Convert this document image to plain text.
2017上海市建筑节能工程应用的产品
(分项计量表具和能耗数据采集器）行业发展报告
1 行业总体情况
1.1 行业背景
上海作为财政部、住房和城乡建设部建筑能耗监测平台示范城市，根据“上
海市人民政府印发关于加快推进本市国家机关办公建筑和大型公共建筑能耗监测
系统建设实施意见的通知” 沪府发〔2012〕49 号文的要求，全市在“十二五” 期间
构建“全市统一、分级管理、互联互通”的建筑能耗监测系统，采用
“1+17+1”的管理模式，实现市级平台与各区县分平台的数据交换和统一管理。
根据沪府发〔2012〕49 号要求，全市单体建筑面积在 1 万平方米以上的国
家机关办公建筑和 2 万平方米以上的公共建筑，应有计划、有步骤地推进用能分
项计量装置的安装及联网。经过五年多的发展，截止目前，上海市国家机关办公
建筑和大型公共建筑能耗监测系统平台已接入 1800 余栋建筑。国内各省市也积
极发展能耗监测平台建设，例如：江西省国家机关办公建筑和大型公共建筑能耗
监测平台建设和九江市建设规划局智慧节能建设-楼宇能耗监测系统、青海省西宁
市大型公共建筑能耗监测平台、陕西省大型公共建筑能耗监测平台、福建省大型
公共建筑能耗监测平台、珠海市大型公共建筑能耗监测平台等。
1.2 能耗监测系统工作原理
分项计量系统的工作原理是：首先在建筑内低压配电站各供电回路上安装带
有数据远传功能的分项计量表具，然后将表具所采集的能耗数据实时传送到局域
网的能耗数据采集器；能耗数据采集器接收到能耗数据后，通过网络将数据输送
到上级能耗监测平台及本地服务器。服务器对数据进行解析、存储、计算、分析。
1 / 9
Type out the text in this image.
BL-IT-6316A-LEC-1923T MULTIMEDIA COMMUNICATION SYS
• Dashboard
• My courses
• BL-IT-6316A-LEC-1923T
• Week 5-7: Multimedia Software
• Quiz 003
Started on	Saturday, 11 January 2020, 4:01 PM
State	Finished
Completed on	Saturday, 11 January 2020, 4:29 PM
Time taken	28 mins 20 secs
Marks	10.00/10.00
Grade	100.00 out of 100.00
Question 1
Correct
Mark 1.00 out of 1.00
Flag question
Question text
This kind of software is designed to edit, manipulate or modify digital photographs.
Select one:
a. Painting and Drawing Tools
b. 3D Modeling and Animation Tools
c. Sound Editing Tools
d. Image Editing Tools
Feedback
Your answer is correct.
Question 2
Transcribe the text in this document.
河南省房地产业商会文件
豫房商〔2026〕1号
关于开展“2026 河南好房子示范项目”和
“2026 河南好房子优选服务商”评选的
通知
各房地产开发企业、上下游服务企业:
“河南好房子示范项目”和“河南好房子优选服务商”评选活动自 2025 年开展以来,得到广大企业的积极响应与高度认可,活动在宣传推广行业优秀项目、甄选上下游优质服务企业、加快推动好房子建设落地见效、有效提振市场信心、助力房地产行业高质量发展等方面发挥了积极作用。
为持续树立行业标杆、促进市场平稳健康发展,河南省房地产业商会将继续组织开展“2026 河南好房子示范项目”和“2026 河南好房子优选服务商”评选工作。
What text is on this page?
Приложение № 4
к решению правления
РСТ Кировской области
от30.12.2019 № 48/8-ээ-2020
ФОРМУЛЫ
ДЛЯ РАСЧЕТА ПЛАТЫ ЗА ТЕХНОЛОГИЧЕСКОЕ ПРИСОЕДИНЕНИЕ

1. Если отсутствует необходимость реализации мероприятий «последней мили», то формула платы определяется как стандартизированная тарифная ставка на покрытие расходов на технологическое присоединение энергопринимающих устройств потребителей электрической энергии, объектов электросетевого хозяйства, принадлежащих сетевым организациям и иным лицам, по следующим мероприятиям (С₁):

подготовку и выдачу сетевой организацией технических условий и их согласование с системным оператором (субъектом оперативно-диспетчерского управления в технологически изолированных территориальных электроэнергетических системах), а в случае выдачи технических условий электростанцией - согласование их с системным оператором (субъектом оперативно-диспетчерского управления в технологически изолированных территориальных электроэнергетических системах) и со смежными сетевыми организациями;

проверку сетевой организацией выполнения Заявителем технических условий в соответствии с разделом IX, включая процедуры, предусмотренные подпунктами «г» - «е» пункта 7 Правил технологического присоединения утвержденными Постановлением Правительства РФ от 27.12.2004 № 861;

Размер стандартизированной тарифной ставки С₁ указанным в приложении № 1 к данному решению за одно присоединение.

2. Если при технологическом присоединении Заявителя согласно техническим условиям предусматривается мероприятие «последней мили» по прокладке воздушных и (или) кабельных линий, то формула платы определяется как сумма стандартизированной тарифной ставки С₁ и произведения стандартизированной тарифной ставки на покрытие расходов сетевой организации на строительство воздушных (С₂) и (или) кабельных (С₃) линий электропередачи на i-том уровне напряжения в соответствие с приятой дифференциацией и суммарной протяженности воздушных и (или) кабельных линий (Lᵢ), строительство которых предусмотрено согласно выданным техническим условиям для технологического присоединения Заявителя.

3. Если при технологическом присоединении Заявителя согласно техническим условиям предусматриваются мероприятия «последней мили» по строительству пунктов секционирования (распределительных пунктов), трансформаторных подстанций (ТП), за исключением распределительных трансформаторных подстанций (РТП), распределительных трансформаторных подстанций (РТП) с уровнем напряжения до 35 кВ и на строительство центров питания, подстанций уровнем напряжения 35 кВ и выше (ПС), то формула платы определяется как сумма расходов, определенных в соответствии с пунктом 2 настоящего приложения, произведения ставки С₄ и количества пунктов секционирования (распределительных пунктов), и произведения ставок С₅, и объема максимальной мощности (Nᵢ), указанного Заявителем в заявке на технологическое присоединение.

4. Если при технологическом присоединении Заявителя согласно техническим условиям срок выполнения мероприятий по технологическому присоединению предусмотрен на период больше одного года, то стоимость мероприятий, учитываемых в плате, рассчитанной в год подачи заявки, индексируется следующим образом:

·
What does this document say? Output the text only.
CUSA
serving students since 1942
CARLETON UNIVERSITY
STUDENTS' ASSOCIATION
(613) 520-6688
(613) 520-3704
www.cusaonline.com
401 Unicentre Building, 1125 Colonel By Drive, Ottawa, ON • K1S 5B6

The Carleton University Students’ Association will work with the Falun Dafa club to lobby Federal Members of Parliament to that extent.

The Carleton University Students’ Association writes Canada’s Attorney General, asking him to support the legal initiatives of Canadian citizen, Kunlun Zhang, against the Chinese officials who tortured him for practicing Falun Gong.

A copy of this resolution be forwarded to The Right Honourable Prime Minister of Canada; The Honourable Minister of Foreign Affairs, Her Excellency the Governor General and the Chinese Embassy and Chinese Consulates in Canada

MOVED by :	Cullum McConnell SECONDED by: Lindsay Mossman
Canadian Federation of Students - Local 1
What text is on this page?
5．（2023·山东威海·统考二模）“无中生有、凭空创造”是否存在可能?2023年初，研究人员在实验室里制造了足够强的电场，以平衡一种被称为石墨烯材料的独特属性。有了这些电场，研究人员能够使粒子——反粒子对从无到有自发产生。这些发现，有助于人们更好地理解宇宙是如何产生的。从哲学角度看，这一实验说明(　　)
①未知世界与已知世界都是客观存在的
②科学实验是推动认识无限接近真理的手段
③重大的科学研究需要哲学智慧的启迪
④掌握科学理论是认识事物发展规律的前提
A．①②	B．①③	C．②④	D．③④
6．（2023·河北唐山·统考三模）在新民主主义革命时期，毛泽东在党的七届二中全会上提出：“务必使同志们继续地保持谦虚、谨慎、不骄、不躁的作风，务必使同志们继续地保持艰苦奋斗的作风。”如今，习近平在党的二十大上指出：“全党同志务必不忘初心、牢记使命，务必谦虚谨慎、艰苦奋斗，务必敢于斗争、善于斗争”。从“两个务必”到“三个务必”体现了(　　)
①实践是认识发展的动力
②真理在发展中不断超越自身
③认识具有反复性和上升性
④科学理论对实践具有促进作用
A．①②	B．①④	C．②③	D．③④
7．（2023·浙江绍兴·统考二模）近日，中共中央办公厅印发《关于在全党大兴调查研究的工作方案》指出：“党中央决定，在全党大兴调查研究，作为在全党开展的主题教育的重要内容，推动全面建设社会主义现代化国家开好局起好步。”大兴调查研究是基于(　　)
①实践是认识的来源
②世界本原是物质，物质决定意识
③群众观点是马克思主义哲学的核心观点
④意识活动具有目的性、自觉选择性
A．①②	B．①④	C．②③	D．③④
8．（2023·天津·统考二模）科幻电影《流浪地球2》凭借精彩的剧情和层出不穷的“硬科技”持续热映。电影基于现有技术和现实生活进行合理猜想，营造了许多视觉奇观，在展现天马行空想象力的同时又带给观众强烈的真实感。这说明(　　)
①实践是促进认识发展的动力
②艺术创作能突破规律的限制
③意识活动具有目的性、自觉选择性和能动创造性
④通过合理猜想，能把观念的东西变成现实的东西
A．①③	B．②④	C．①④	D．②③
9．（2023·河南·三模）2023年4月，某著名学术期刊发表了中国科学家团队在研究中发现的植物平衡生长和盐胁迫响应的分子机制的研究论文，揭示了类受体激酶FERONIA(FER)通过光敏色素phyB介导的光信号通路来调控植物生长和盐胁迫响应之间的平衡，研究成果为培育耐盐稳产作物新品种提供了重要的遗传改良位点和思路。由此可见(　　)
■ ■ ■ ■ ■ ■ ■
* [SET TASK] Find every line above that contains the word "text", and return each one.

* [ANSWER TO THIS PROBLEM]
Convert this document image to plain text.
Type out the text in this image.
Question text
Transcribe the text in this document.
What text is on this page?
What does this document say? Output the text only.
What text is on this page?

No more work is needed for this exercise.